**Given problem:** Write out the data below exactly as given, without any of its pictures.

**Records for this exercise:**
--- begin ---

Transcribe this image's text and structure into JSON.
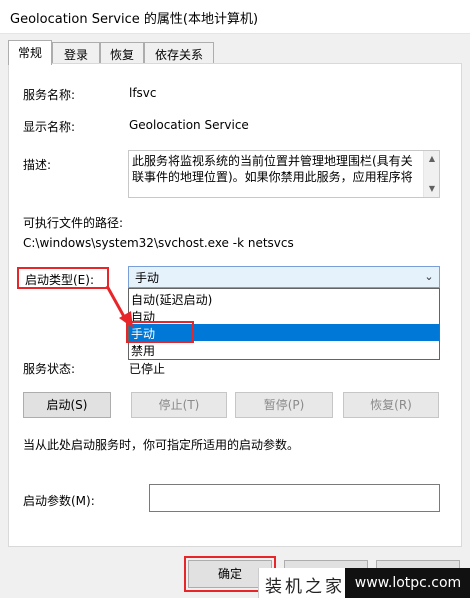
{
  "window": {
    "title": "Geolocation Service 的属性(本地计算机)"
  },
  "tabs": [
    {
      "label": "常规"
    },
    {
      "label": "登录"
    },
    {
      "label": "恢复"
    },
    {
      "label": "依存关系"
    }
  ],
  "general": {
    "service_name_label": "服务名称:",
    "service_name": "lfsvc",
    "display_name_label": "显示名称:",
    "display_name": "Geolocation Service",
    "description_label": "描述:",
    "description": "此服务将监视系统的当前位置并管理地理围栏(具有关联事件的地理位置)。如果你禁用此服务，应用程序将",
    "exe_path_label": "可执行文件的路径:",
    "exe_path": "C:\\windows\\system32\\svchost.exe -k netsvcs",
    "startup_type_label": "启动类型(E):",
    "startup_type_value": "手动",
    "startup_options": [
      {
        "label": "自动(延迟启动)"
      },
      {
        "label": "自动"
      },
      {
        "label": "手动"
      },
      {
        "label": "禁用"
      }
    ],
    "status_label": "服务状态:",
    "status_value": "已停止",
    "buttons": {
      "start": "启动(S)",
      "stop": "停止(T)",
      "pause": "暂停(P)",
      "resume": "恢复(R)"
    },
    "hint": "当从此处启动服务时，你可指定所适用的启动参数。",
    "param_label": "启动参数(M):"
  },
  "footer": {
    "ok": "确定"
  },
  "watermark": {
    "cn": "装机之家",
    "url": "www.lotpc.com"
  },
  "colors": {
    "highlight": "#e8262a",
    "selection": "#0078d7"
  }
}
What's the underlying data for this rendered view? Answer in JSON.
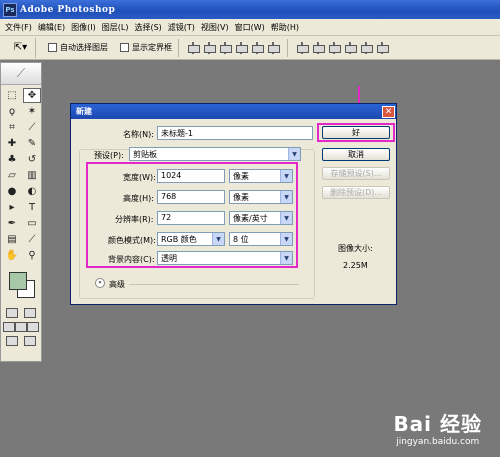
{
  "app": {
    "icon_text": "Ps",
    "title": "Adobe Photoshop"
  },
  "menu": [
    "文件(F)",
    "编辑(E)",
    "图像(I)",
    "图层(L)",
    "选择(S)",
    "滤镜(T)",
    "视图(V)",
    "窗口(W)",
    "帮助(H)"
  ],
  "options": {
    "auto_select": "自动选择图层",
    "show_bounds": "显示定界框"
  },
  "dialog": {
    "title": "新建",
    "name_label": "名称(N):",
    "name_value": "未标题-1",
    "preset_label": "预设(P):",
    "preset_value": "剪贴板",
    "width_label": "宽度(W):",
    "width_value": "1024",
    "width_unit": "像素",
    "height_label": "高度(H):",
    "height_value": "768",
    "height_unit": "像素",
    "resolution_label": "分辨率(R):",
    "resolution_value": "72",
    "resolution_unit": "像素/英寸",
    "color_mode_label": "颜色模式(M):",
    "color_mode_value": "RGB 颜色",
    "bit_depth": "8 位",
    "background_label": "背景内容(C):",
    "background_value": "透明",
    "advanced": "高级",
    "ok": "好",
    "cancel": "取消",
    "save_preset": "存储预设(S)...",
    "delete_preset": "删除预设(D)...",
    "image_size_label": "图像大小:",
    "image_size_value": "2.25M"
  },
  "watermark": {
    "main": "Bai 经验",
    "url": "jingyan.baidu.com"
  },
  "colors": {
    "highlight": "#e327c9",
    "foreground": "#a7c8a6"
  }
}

--- end ---

**Answer to this task:**
Transcribe this image's text and structure into JSON.
{
  "window": {
    "title": "Geolocation Service 的属性(本地计算机)"
  },
  "tabs": [
    {
      "label": "常规"
    },
    {
      "label": "登录"
    },
    {
      "label": "恢复"
    },
    {
      "label": "依存关系"
    }
  ],
  "general": {
    "service_name_label": "服务名称:",
    "service_name": "lfsvc",
    "display_name_label": "显示名称:",
    "display_name": "Geolocation Service",
    "description_label": "描述:",
    "description": "此服务将监视系统的当前位置并管理地理围栏(具有关联事件的地理位置)。如果你禁用此服务，应用程序将",
    "exe_path_label": "可执行文件的路径:",
    "exe_path": "C:\\windows\\system32\\svchost.exe -k netsvcs",
    "startup_type_label": "启动类型(E):",
    "startup_type_value": "手动",
    "startup_options": [
      {
        "label": "自动(延迟启动)"
      },
      {
        "label": "自动"
      },
      {
        "label": "手动"
      },
      {
        "label": "禁用"
      }
    ],
    "status_label": "服务状态:",
    "status_value": "已停止",
    "buttons": {
      "start": "启动(S)",
      "stop": "停止(T)",
      "pause": "暂停(P)",
      "resume": "恢复(R)"
    },
    "hint": "当从此处启动服务时，你可指定所适用的启动参数。",
    "param_label": "启动参数(M):"
  },
  "footer": {
    "ok": "确定"
  },
  "watermark": {
    "cn": "装机之家",
    "url": "www.lotpc.com"
  },
  "colors": {
    "highlight": "#e8262a",
    "selection": "#0078d7"
  }
}
What's the underlying data for this rendered view? Answer in JSON.
{
  "app": {
    "icon_text": "Ps",
    "title": "Adobe Photoshop"
  },
  "menu": [
    "文件(F)",
    "编辑(E)",
    "图像(I)",
    "图层(L)",
    "选择(S)",
    "滤镜(T)",
    "视图(V)",
    "窗口(W)",
    "帮助(H)"
  ],
  "options": {
    "auto_select": "自动选择图层",
    "show_bounds": "显示定界框"
  },
  "dialog": {
    "title": "新建",
    "name_label": "名称(N):",
    "name_value": "未标题-1",
    "preset_label": "预设(P):",
    "preset_value": "剪贴板",
    "width_label": "宽度(W):",
    "width_value": "1024",
    "width_unit": "像素",
    "height_label": "高度(H):",
    "height_value": "768",
    "height_unit": "像素",
    "resolution_label": "分辨率(R):",
    "resolution_value": "72",
    "resolution_unit": "像素/英寸",
    "color_mode_label": "颜色模式(M):",
    "color_mode_value": "RGB 颜色",
    "bit_depth": "8 位",
    "background_label": "背景内容(C):",
    "background_value": "透明",
    "advanced": "高级",
    "ok": "好",
    "cancel": "取消",
    "save_preset": "存储预设(S)...",
    "delete_preset": "删除预设(D)...",
    "image_size_label": "图像大小:",
    "image_size_value": "2.25M"
  },
  "watermark": {
    "main": "Bai 经验",
    "url": "jingyan.baidu.com"
  },
  "colors": {
    "highlight": "#e327c9",
    "foreground": "#a7c8a6"
  }
}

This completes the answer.